▶ _What is expected_:
Please write out the material that follows, exactly as it stands.

▶ _Data to process_:
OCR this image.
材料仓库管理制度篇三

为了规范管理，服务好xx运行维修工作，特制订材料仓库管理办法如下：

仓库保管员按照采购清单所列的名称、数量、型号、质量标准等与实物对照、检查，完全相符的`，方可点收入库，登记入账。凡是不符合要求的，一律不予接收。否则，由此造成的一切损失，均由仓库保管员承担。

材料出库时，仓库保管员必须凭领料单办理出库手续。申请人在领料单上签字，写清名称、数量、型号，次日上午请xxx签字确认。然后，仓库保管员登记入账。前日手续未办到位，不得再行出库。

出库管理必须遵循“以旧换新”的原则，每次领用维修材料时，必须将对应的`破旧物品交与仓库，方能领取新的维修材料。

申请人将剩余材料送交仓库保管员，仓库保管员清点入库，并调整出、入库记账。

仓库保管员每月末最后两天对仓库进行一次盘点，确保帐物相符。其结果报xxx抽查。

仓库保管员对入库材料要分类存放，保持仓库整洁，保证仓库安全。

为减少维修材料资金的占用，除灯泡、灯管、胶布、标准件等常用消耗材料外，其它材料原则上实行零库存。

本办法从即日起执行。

▶ _Exercise solution_:
OCR this image.
材料仓库管理制度篇三

为了规范管理，服务好xx运行维修工作，特制订材料仓库管理办法如下：

仓库保管员按照采购清单所列的名称、数量、型号、质量标准等与实物对照、检查，完全相符的`，方可点收入库，登记入账。凡是不符合要求的，一律不予接收。否则，由此造成的一切损失，均由仓库保管员承担。

材料出库时，仓库保管员必须凭领料单办理出库手续。申请人在领料单上签字，写清名称、数量、型号，次日上午请xxx签字确认。然后，仓库保管员登记入账。前日手续未办到位，不得再行出库。

出库管理必须遵循“以旧换新”的原则，每次领用维修材料时，必须将对应的`破旧物品交与仓库，方能领取新的维修材料。

申请人将剩余材料送交仓库保管员，仓库保管员清点入库，并调整出、入库记账。

仓库保管员每月末最后两天对仓库进行一次盘点，确保帐物相符。其结果报xxx抽查。

仓库保管员对入库材料要分类存放，保持仓库整洁，保证仓库安全。

为减少维修材料资金的占用，除灯泡、灯管、胶布、标准件等常用消耗材料外，其它材料原则上实行零库存。

本办法从即日起执行。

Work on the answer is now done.